Jim,
From my other post, neither Arguments or Return values are required to use
PUT. It will work just fine.
Mike
----- Original Message -----
From: "James Bentley" <[email protected]>
To: "RBASE-L Mailing List" <[email protected]>
Sent: Thursday, January 14, 2010 4:42 PM
Subject: [RBASE-L] - Re: date tracking question
Further to this discussion here is data from documentation on triggers. In
my opinion the key operative is that " Procedures that are run with triggers
must be stored with no arguments". In my opinion this means that triggers
SHOULD NOT be defined in PUT with a Return argument. Granted PUT would
alllow you to do so because it does not know that the Store Procedure is
really a TRIGGER.
As currently implemented in RBase Stored Procedure and Stored Functions are
stored the same way internally. Many other implementations have two
different internal storages that distinguish between store procedure and
stored functions.
Jim Bentley
American Celiac Society
[email protected]
tel: 1-504-737-3293
________________________________
From: James Bentley <[email protected]>
To: RBASE-L Mailing List <[email protected]>
Sent: Thu, January 14, 2010 3:19:00 PM
Subject: [RBASE-L] - Re: date tracking question
Bill,
As I stated in additional correspondence. You only return a value when your
stored procedure serves as a "function."
Jim Bentley
American Celiac Society
[email protected]
tel: 1-504-737-3293
________________________________
From: Bill Downall <[email protected]>
To: RBASE-L Mailing List <[email protected]>
Sent: Thu, January 14, 2010 12:00:43 PM
Subject: [RBASE-L] - Re: date tracking question
It's not so much that triggers return values, but stored procedures can. In
the help files, read "using stored procedures."
For example, you can call a stored procedure to set a variable to the value
after the last "RETURN value" statement.

## [EXERCISE BRIEF]
According to the trigger documentation quoted in the email thread, how must procedures that are run with triggers be stored? The items have no connection to the email thread.

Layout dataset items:
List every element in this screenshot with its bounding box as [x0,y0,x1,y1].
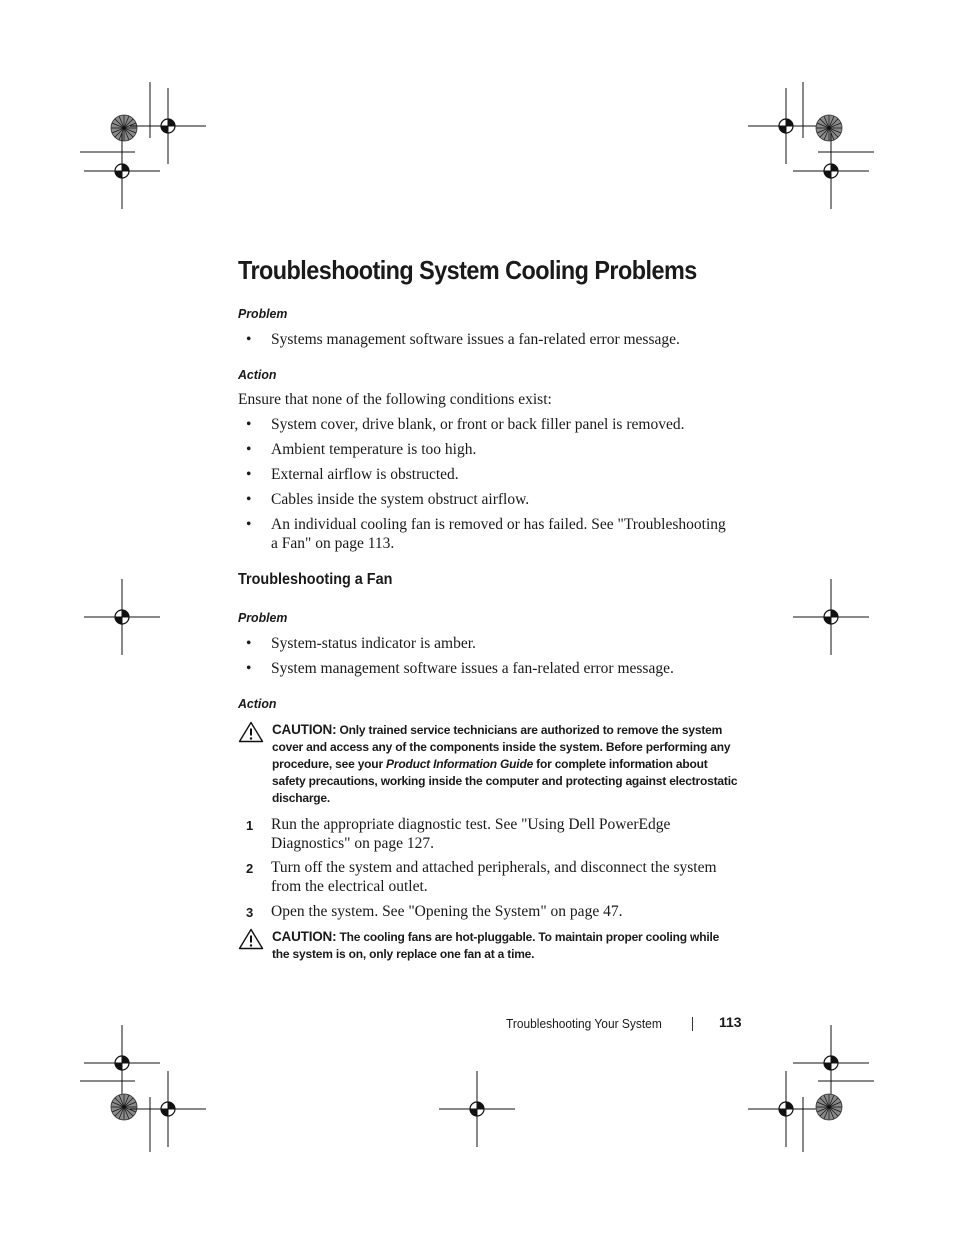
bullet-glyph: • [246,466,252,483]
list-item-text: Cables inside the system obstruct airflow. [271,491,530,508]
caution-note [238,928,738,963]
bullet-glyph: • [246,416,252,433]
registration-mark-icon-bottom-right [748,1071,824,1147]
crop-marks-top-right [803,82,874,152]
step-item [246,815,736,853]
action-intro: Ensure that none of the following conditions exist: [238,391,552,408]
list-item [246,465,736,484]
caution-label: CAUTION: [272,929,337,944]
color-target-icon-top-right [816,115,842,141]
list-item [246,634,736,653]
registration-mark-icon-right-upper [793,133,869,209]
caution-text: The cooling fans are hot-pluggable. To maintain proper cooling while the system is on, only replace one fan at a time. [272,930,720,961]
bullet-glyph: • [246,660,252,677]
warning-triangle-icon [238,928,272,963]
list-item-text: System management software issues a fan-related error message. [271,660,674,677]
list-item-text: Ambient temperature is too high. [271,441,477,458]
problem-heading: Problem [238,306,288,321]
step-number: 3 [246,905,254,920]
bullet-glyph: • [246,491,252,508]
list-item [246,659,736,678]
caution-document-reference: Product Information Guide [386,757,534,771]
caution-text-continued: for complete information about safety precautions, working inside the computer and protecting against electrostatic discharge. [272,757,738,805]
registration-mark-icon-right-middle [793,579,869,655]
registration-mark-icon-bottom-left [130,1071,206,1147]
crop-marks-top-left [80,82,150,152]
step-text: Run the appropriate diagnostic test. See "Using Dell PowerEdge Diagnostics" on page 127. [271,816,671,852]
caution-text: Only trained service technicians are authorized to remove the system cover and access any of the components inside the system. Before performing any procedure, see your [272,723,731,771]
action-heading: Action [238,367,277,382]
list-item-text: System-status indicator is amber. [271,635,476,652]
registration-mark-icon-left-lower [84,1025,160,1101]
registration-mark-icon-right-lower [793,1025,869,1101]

## [RESPONSE]
They must be stored with no arguments.